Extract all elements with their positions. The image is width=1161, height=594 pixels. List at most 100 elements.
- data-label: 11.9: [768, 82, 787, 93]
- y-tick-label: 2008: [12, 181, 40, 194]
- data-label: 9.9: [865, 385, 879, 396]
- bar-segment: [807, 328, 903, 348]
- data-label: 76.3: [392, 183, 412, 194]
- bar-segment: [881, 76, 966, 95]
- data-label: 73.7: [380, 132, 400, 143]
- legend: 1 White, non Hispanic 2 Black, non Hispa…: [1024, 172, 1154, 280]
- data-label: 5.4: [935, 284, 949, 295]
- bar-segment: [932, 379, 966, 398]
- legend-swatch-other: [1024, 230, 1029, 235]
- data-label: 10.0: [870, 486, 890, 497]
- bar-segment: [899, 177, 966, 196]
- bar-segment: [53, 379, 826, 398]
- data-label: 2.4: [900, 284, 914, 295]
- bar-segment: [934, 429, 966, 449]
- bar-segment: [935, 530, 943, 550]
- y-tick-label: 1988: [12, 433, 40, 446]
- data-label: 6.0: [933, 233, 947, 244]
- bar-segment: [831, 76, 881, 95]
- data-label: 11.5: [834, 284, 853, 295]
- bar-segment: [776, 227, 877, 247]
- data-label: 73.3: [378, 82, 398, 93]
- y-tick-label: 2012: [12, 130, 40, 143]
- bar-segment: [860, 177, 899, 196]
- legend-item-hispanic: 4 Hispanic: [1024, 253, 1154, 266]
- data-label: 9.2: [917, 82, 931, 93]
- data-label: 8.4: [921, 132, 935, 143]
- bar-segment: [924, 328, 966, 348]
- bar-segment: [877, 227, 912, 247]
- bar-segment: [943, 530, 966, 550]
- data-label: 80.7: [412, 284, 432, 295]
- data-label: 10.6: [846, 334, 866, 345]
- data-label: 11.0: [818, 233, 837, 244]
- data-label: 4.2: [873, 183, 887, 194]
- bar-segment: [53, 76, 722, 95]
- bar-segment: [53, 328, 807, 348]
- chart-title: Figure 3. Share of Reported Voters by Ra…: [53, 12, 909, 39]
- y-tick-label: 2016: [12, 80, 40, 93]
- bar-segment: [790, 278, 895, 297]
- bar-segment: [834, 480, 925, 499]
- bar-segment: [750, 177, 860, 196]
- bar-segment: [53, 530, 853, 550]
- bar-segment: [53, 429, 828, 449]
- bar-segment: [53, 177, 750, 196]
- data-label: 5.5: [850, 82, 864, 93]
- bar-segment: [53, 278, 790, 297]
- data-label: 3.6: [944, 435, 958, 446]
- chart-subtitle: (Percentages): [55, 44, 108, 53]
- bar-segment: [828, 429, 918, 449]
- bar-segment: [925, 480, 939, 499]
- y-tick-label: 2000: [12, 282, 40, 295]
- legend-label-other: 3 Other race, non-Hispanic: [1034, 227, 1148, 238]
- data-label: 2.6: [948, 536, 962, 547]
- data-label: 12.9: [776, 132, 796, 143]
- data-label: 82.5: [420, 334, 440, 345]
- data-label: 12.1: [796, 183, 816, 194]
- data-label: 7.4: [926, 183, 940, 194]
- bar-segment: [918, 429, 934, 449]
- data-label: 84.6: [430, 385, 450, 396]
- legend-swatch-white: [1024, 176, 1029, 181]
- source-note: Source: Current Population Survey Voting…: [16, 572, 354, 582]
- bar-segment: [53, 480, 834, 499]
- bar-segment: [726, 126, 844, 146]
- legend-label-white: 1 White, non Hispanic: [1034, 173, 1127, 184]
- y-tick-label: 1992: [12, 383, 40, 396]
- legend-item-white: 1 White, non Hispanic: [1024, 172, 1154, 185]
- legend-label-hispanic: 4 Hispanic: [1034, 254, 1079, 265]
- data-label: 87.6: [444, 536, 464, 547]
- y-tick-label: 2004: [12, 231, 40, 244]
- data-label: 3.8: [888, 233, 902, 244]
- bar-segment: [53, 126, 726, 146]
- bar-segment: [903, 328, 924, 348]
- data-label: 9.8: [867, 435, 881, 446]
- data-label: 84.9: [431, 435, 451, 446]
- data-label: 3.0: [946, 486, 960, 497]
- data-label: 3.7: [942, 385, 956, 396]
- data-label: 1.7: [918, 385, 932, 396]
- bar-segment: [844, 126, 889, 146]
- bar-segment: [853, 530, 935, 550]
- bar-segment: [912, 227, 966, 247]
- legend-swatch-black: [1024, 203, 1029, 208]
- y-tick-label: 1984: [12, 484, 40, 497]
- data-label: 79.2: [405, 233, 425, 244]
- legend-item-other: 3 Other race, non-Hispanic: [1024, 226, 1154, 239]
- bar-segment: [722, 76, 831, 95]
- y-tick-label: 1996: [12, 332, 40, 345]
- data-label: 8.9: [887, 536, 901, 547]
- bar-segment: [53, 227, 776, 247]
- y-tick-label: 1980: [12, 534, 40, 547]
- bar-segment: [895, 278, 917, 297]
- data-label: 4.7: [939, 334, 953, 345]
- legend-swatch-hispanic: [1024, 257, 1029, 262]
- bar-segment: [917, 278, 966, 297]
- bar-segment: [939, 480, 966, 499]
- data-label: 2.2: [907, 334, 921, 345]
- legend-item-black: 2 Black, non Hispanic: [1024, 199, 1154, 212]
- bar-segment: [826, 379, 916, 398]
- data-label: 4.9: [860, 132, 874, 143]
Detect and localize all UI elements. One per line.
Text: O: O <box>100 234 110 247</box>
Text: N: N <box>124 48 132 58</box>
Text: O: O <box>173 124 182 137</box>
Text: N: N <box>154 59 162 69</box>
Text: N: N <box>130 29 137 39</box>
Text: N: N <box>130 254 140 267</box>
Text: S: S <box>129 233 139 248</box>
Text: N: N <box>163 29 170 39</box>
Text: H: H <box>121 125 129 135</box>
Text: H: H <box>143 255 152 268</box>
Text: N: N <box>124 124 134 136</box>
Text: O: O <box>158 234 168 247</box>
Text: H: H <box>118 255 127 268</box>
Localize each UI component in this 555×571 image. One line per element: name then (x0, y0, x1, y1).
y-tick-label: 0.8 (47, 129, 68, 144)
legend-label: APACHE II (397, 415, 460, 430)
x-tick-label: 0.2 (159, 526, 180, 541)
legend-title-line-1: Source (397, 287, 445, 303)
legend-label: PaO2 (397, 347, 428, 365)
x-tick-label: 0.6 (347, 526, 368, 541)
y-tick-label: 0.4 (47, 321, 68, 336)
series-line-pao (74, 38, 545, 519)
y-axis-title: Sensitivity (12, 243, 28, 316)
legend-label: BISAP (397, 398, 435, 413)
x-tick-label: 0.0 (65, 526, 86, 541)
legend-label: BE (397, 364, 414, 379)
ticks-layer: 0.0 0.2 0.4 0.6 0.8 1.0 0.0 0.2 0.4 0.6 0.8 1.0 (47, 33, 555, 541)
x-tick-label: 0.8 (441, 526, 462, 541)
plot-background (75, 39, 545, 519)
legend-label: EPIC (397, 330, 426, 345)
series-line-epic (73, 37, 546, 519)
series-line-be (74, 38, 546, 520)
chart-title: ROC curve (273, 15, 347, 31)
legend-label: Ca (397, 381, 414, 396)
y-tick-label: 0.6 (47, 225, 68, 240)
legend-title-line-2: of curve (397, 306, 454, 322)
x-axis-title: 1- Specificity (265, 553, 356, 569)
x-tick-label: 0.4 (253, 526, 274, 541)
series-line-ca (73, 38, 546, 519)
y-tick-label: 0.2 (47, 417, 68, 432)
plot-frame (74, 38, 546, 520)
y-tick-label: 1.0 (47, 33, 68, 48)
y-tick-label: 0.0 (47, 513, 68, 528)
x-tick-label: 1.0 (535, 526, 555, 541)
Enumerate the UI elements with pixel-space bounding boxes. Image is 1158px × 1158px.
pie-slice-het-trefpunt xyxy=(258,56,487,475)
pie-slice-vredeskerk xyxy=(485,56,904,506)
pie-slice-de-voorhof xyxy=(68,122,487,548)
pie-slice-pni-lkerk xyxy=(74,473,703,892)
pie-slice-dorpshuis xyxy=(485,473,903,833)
=-=-=
EXERCISE DETAILS
Reproduce the rows from the start down through the line containing "- bar-segment: [53, 530, 853, 550]", inclusive, swapping every "data-label" for "value-label" and leaving everything else unchanged.

EXERCISE RESULT
Extract all elements with their positions. The image is width=1161, height=594 pixels. List at most 100 elements.
- value-label: 11.9: [768, 82, 787, 93]
- y-tick-label: 2008: [12, 181, 40, 194]
- value-label: 9.9: [865, 385, 879, 396]
- bar-segment: [807, 328, 903, 348]
- value-label: 76.3: [392, 183, 412, 194]
- bar-segment: [881, 76, 966, 95]
- value-label: 73.7: [380, 132, 400, 143]
- legend: 1 White, non Hispanic 2 Black, non Hispa…: [1024, 172, 1154, 280]
- value-label: 5.4: [935, 284, 949, 295]
- bar-segment: [932, 379, 966, 398]
- legend-swatch-other: [1024, 230, 1029, 235]
- value-label: 10.0: [870, 486, 890, 497]
- bar-segment: [899, 177, 966, 196]
- bar-segment: [53, 379, 826, 398]
- value-label: 2.4: [900, 284, 914, 295]
- bar-segment: [934, 429, 966, 449]
- bar-segment: [935, 530, 943, 550]
- y-tick-label: 1988: [12, 433, 40, 446]
- value-label: 6.0: [933, 233, 947, 244]
- bar-segment: [831, 76, 881, 95]
- value-label: 11.5: [834, 284, 853, 295]
- bar-segment: [776, 227, 877, 247]
- value-label: 73.3: [378, 82, 398, 93]
- y-tick-label: 2012: [12, 130, 40, 143]
- bar-segment: [860, 177, 899, 196]
- legend-item-hispanic: 4 Hispanic: [1024, 253, 1154, 266]
- value-label: 9.2: [917, 82, 931, 93]
- value-label: 8.4: [921, 132, 935, 143]
- bar-segment: [924, 328, 966, 348]
- bar-segment: [877, 227, 912, 247]
- bar-segment: [943, 530, 966, 550]
- value-label: 80.7: [412, 284, 432, 295]
- value-label: 10.6: [846, 334, 866, 345]
- value-label: 11.0: [818, 233, 837, 244]
- value-label: 4.2: [873, 183, 887, 194]
- bar-segment: [53, 76, 722, 95]
- bar-segment: [53, 328, 807, 348]
- chart-title: Figure 3. Share of Reported Voters by Ra…: [53, 12, 909, 39]
- y-tick-label: 2016: [12, 80, 40, 93]
- bar-segment: [790, 278, 895, 297]
- bar-segment: [834, 480, 925, 499]
- bar-segment: [750, 177, 860, 196]
- bar-segment: [53, 530, 853, 550]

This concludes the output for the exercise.